▶

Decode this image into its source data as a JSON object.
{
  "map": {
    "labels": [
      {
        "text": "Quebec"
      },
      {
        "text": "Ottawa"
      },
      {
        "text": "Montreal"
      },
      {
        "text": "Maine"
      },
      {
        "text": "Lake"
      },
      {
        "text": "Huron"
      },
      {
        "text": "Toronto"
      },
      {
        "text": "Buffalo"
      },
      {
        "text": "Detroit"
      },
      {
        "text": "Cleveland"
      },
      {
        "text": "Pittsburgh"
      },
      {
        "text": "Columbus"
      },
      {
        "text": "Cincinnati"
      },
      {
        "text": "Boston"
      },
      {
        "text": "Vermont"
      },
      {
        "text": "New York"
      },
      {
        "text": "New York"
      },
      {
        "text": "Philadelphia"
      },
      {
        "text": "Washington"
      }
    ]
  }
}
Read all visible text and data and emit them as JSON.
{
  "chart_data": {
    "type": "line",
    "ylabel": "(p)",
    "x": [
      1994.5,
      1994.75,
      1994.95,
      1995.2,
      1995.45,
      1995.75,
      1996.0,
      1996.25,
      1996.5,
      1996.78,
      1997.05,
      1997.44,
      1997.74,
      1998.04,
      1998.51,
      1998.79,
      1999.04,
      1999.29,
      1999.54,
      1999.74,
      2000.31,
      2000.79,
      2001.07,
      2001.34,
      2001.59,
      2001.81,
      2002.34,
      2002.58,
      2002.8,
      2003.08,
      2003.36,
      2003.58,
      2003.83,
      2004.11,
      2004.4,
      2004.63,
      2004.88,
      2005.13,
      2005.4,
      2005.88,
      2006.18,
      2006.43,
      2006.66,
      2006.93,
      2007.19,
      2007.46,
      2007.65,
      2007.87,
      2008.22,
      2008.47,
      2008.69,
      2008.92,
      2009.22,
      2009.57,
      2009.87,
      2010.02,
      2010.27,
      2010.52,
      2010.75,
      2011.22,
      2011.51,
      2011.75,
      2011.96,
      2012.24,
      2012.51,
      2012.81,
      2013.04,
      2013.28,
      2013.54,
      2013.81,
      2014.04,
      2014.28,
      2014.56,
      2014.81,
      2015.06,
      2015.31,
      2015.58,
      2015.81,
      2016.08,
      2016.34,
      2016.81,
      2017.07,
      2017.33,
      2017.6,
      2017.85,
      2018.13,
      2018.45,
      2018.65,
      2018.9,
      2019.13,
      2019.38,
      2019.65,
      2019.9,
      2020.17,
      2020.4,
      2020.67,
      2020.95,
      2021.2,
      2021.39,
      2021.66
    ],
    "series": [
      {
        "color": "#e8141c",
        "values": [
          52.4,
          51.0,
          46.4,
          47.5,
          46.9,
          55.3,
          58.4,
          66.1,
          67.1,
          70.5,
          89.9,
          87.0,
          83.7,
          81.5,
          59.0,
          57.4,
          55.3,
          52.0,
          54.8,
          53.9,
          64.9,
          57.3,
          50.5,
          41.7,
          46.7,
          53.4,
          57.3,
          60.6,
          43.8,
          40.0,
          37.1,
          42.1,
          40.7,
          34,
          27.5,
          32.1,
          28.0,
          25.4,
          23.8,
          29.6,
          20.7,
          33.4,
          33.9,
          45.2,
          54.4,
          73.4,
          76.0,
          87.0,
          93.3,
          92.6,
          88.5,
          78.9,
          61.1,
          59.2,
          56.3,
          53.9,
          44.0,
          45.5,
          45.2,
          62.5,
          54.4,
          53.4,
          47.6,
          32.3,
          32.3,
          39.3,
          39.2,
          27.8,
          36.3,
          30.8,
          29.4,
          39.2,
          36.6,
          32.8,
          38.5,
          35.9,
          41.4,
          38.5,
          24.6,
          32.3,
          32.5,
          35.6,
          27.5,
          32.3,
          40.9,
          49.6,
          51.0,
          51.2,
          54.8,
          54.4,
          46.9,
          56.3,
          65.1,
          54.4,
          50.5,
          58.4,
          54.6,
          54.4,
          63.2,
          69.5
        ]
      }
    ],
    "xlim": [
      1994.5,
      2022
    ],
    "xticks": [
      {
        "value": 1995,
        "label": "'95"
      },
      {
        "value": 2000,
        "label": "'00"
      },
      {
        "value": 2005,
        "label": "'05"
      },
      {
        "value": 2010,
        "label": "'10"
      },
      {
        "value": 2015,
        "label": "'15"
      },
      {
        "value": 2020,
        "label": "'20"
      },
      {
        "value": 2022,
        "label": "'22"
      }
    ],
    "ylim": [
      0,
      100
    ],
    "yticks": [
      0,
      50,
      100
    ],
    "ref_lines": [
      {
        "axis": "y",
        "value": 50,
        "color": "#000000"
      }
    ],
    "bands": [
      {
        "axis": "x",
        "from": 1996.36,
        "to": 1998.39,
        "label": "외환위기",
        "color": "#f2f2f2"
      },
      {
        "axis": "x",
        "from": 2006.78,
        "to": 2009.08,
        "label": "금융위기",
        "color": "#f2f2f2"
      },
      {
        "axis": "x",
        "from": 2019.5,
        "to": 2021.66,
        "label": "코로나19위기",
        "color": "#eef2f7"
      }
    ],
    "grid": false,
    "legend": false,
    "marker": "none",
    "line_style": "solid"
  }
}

◀

Write the whole listing out again. Keep every line exactly as it is.

FINAL RESULT:
Decode this image into its source data as a JSON object.
{
  "map": {
    "labels": [
      {
        "text": "Quebec"
      },
      {
        "text": "Ottawa"
      },
      {
        "text": "Montreal"
      },
      {
        "text": "Maine"
      },
      {
        "text": "Lake"
      },
      {
        "text": "Huron"
      },
      {
        "text": "Toronto"
      },
      {
        "text": "Buffalo"
      },
      {
        "text": "Detroit"
      },
      {
        "text": "Cleveland"
      },
      {
        "text": "Pittsburgh"
      },
      {
        "text": "Columbus"
      },
      {
        "text": "Cincinnati"
      },
      {
        "text": "Boston"
      },
      {
        "text": "Vermont"
      },
      {
        "text": "New York"
      },
      {
        "text": "New York"
      },
      {
        "text": "Philadelphia"
      },
      {
        "text": "Washington"
      }
    ]
  }
}
Read all visible text and data and emit them as JSON.
{
  "chart_data": {
    "type": "line",
    "ylabel": "(p)",
    "x": [
      1994.5,
      1994.75,
      1994.95,
      1995.2,
      1995.45,
      1995.75,
      1996.0,
      1996.25,
      1996.5,
      1996.78,
      1997.05,
      1997.44,
      1997.74,
      1998.04,
      1998.51,
      1998.79,
      1999.04,
      1999.29,
      1999.54,
      1999.74,
      2000.31,
      2000.79,
      2001.07,
      2001.34,
      2001.59,
      2001.81,
      2002.34,
      2002.58,
      2002.8,
      2003.08,
      2003.36,
      2003.58,
      2003.83,
      2004.11,
      2004.4,
      2004.63,
      2004.88,
      2005.13,
      2005.4,
      2005.88,
      2006.18,
      2006.43,
      2006.66,
      2006.93,
      2007.19,
      2007.46,
      2007.65,
      2007.87,
      2008.22,
      2008.47,
      2008.69,
      2008.92,
      2009.22,
      2009.57,
      2009.87,
      2010.02,
      2010.27,
      2010.52,
      2010.75,
      2011.22,
      2011.51,
      2011.75,
      2011.96,
      2012.24,
      2012.51,
      2012.81,
      2013.04,
      2013.28,
      2013.54,
      2013.81,
      2014.04,
      2014.28,
      2014.56,
      2014.81,
      2015.06,
      2015.31,
      2015.58,
      2015.81,
      2016.08,
      2016.34,
      2016.81,
      2017.07,
      2017.33,
      2017.6,
      2017.85,
      2018.13,
      2018.45,
      2018.65,
      2018.9,
      2019.13,
      2019.38,
      2019.65,
      2019.9,
      2020.17,
      2020.4,
      2020.67,
      2020.95,
      2021.2,
      2021.39,
      2021.66
    ],
    "series": [
      {
        "color": "#e8141c",
        "values": [
          52.4,
          51.0,
          46.4,
          47.5,
          46.9,
          55.3,
          58.4,
          66.1,
          67.1,
          70.5,
          89.9,
          87.0,
          83.7,
          81.5,
          59.0,
          57.4,
          55.3,
          52.0,
          54.8,
          53.9,
          64.9,
          57.3,
          50.5,
          41.7,
          46.7,
          53.4,
          57.3,
          60.6,
          43.8,
          40.0,
          37.1,
          42.1,
          40.7,
          34,
          27.5,
          32.1,
          28.0,
          25.4,
          23.8,
          29.6,
          20.7,
          33.4,
          33.9,
          45.2,
          54.4,
          73.4,
          76.0,
          87.0,
          93.3,
          92.6,
          88.5,
          78.9,
          61.1,
          59.2,
          56.3,
          53.9,
          44.0,
          45.5,
          45.2,
          62.5,
          54.4,
          53.4,
          47.6,
          32.3,
          32.3,
          39.3,
          39.2,
          27.8,
          36.3,
          30.8,
          29.4,
          39.2,
          36.6,
          32.8,
          38.5,
          35.9,
          41.4,
          38.5,
          24.6,
          32.3,
          32.5,
          35.6,
          27.5,
          32.3,
          40.9,
          49.6,
          51.0,
          51.2,
          54.8,
          54.4,
          46.9,
          56.3,
          65.1,
          54.4,
          50.5,
          58.4,
          54.6,
          54.4,
          63.2,
          69.5
        ]
      }
    ],
    "xlim": [
      1994.5,
      2022
    ],
    "xticks": [
      {
        "value": 1995,
        "label": "'95"
      },
      {
        "value": 2000,
        "label": "'00"
      },
      {
        "value": 2005,
        "label": "'05"
      },
      {
        "value": 2010,
        "label": "'10"
      },
      {
        "value": 2015,
        "label": "'15"
      },
      {
        "value": 2020,
        "label": "'20"
      },
      {
        "value": 2022,
        "label": "'22"
      }
    ],
    "ylim": [
      0,
      100
    ],
    "yticks": [
      0,
      50,
      100
    ],
    "ref_lines": [
      {
        "axis": "y",
        "value": 50,
        "color": "#000000"
      }
    ],
    "bands": [
      {
        "axis": "x",
        "from": 1996.36,
        "to": 1998.39,
        "label": "외환위기",
        "color": "#f2f2f2"
      },
      {
        "axis": "x",
        "from": 2006.78,
        "to": 2009.08,
        "label": "금융위기",
        "color": "#f2f2f2"
      },
      {
        "axis": "x",
        "from": 2019.5,
        "to": 2021.66,
        "label": "코로나19위기",
        "color": "#eef2f7"
      }
    ],
    "grid": false,
    "legend": false,
    "marker": "none",
    "line_style": "solid"
  }
}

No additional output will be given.